What to work on — Check each line of the material below for "name". Report how many have it, with no other words.

Record excerpts —
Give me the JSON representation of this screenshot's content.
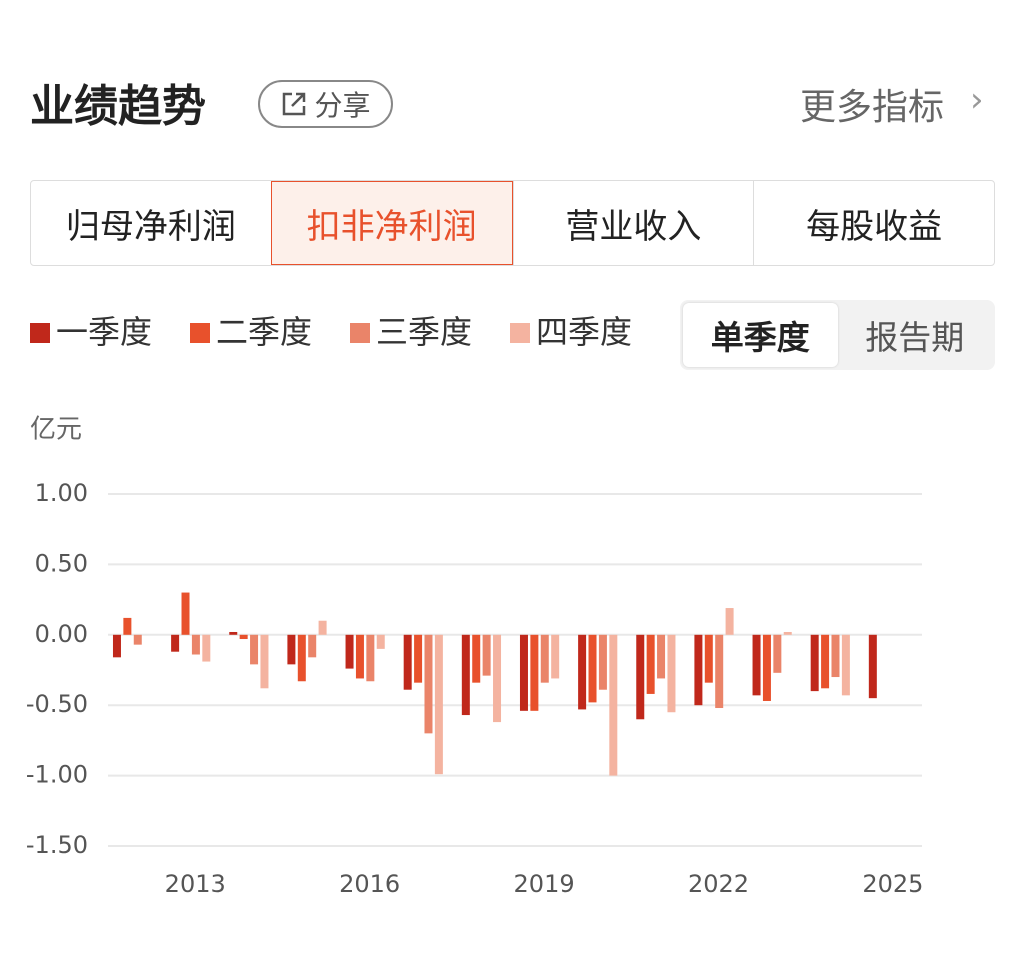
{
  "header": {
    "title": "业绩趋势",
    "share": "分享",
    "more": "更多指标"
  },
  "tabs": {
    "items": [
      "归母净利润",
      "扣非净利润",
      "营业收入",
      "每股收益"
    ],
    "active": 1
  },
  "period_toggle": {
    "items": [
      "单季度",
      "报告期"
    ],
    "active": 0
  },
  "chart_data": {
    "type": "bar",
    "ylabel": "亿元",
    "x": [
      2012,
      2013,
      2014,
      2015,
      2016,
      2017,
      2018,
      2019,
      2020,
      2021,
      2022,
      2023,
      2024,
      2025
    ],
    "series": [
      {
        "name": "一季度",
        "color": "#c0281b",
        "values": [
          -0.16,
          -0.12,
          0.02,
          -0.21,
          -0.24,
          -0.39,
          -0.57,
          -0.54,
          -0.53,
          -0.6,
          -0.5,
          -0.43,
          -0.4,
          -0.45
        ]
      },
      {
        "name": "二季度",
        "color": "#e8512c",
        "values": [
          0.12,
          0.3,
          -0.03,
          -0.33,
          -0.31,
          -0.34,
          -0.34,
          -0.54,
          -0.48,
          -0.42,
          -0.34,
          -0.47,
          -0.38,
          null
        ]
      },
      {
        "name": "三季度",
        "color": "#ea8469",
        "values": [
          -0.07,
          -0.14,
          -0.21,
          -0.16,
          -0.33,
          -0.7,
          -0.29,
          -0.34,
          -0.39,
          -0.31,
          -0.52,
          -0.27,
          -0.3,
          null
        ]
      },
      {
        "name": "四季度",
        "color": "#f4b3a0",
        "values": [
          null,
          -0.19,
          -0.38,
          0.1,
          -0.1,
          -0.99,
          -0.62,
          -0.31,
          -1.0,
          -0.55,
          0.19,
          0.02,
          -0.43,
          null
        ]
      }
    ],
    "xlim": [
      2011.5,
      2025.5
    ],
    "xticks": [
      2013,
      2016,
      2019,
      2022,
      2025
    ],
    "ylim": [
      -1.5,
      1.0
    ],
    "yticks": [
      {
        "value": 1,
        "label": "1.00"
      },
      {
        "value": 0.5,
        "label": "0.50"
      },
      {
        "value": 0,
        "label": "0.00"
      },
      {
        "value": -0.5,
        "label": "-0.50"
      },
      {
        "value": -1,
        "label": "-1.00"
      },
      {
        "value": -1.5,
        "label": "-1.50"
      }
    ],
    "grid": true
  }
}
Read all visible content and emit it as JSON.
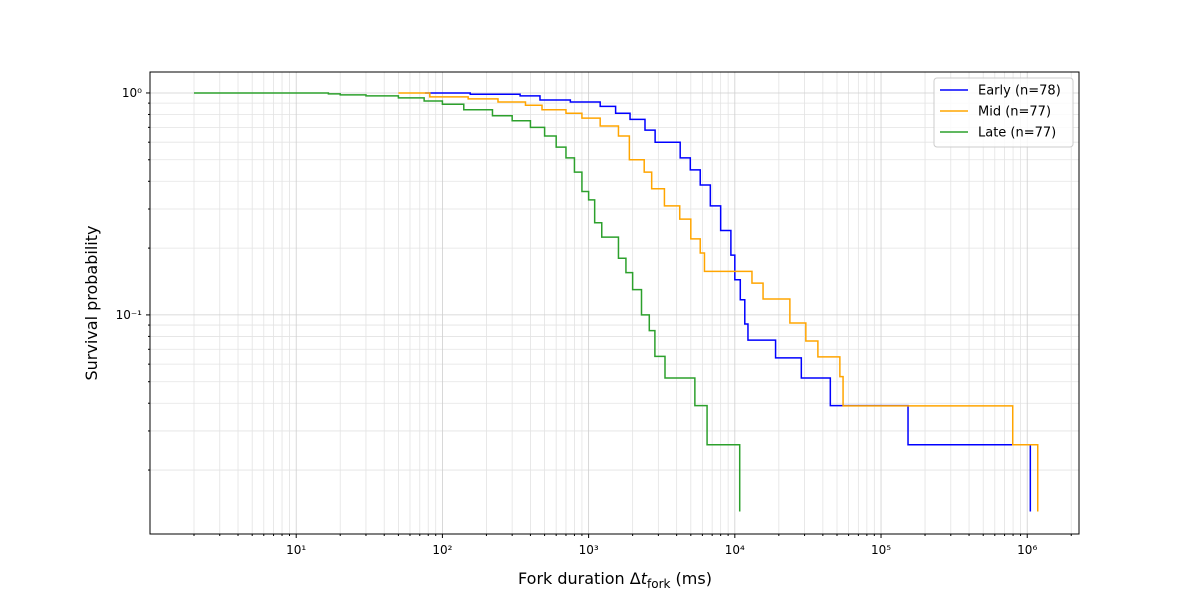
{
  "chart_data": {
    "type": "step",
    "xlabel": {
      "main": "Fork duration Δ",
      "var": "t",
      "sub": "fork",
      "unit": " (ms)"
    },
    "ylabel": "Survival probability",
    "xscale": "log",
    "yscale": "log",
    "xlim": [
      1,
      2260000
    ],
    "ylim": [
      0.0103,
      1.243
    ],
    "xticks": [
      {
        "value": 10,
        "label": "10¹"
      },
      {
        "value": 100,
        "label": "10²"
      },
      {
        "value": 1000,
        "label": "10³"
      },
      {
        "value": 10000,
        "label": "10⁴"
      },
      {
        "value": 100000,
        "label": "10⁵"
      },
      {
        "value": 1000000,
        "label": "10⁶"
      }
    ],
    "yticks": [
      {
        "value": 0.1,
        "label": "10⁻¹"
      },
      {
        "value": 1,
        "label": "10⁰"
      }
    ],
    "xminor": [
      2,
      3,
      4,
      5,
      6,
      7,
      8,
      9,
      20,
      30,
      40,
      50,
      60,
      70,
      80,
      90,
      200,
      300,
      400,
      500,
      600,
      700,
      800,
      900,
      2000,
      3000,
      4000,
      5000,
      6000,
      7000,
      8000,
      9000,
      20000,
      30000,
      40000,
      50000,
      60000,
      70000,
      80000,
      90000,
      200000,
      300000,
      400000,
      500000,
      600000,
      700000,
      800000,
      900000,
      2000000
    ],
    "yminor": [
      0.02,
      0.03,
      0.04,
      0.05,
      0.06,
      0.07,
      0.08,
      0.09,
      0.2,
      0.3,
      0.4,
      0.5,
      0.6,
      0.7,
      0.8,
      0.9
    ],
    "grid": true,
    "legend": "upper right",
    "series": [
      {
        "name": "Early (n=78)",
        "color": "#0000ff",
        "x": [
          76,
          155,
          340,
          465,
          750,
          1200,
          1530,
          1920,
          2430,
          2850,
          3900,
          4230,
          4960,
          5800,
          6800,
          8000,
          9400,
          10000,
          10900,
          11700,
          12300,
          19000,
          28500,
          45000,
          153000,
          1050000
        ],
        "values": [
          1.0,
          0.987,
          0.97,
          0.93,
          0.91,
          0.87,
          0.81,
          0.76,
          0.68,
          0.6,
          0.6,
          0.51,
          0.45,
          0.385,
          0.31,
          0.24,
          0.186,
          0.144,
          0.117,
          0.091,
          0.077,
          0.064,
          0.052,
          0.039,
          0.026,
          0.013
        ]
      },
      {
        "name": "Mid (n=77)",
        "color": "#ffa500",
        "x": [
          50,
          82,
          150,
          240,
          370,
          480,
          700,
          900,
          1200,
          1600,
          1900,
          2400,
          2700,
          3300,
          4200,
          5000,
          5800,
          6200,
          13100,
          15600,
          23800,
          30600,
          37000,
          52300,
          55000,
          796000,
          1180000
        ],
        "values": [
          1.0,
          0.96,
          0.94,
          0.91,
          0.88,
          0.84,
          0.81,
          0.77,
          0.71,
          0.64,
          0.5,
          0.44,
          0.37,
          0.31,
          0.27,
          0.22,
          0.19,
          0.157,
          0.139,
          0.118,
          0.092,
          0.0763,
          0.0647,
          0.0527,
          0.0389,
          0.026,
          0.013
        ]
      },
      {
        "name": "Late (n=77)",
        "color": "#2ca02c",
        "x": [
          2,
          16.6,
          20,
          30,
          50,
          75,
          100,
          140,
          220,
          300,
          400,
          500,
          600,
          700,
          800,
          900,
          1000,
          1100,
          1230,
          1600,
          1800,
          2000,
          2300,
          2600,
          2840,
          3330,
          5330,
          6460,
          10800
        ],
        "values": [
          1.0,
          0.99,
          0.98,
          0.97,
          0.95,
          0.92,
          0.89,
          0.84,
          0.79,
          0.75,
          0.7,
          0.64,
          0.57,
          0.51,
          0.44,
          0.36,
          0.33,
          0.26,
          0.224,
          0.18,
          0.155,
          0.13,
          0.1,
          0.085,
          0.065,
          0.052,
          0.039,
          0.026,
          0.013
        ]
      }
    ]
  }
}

Final result — 7